Print all of the data exactly.

*RECORDS TO PROCESS*:

========================================================================

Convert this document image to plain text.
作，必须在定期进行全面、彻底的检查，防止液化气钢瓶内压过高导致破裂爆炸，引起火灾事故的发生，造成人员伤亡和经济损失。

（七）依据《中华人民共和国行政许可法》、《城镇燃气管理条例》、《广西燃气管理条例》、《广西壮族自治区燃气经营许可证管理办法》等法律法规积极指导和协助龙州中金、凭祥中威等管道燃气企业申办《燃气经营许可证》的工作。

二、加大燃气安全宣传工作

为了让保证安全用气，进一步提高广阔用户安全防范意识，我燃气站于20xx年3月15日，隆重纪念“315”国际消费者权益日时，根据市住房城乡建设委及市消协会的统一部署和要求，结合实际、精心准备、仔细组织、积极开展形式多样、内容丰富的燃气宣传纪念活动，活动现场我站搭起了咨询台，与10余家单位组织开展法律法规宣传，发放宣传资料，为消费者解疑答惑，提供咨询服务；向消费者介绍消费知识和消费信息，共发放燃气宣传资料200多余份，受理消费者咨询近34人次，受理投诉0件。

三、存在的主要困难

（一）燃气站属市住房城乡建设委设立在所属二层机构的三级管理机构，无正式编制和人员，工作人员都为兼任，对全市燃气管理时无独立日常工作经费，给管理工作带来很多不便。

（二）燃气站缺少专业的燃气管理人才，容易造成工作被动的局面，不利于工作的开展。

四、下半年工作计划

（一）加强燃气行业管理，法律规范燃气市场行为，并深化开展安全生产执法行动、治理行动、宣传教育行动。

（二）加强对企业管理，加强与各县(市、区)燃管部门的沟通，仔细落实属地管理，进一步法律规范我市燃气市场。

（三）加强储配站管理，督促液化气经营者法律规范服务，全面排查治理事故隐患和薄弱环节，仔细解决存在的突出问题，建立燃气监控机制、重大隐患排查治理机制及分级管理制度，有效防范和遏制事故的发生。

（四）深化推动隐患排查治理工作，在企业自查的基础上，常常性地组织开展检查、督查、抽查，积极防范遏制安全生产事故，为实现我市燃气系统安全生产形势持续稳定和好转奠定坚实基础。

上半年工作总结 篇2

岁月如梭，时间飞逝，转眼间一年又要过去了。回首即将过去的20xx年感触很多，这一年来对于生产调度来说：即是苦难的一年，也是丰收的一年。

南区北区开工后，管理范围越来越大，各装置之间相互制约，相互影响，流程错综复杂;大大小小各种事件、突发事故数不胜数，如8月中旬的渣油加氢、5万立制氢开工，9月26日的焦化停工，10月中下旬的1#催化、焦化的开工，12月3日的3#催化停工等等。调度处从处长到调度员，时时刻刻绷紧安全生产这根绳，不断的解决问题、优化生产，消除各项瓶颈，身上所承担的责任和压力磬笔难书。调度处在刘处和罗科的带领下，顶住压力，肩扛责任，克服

========================================================================

*RESPONSE FOR THIS EXERCISE*:
Convert this document image to plain text.
作，必须在定期进行全面、彻底的检查，防止液化气钢瓶内压过高导致破裂爆炸，引起火灾事故的发生，造成人员伤亡和经济损失。

（七）依据《中华人民共和国行政许可法》、《城镇燃气管理条例》、《广西燃气管理条例》、《广西壮族自治区燃气经营许可证管理办法》等法律法规积极指导和协助龙州中金、凭祥中威等管道燃气企业申办《燃气经营许可证》的工作。

二、加大燃气安全宣传工作

为了让保证安全用气，进一步提高广阔用户安全防范意识，我燃气站于20xx年3月15日，隆重纪念“315”国际消费者权益日时，根据市住房城乡建设委及市消协会的统一部署和要求，结合实际、精心准备、仔细组织、积极开展形式多样、内容丰富的燃气宣传纪念活动，活动现场我站搭起了咨询台，与10余家单位组织开展法律法规宣传，发放宣传资料，为消费者解疑答惑，提供咨询服务；向消费者介绍消费知识和消费信息，共发放燃气宣传资料200多余份，受理消费者咨询近34人次，受理投诉0件。

三、存在的主要困难

（一）燃气站属市住房城乡建设委设立在所属二层机构的三级管理机构，无正式编制和人员，工作人员都为兼任，对全市燃气管理时无独立日常工作经费，给管理工作带来很多不便。

（二）燃气站缺少专业的燃气管理人才，容易造成工作被动的局面，不利于工作的开展。

四、下半年工作计划

（一）加强燃气行业管理，法律规范燃气市场行为，并深化开展安全生产执法行动、治理行动、宣传教育行动。

（二）加强对企业管理，加强与各县(市、区)燃管部门的沟通，仔细落实属地管理，进一步法律规范我市燃气市场。

（三）加强储配站管理，督促液化气经营者法律规范服务，全面排查治理事故隐患和薄弱环节，仔细解决存在的突出问题，建立燃气监控机制、重大隐患排查治理机制及分级管理制度，有效防范和遏制事故的发生。

（四）深化推动隐患排查治理工作，在企业自查的基础上，常常性地组织开展检查、督查、抽查，积极防范遏制安全生产事故，为实现我市燃气系统安全生产形势持续稳定和好转奠定坚实基础。

上半年工作总结 篇2

岁月如梭，时间飞逝，转眼间一年又要过去了。回首即将过去的20xx年感触很多，这一年来对于生产调度来说：即是苦难的一年，也是丰收的一年。

南区北区开工后，管理范围越来越大，各装置之间相互制约，相互影响，流程错综复杂;大大小小各种事件、突发事故数不胜数，如8月中旬的渣油加氢、5万立制氢开工，9月26日的焦化停工，10月中下旬的1#催化、焦化的开工，12月3日的3#催化停工等等。调度处从处长到调度员，时时刻刻绷紧安全生产这根绳，不断的解决问题、优化生产，消除各项瓶颈，身上所承担的责任和压力磬笔难书。调度处在刘处和罗科的带领下，顶住压力，肩扛责任，克服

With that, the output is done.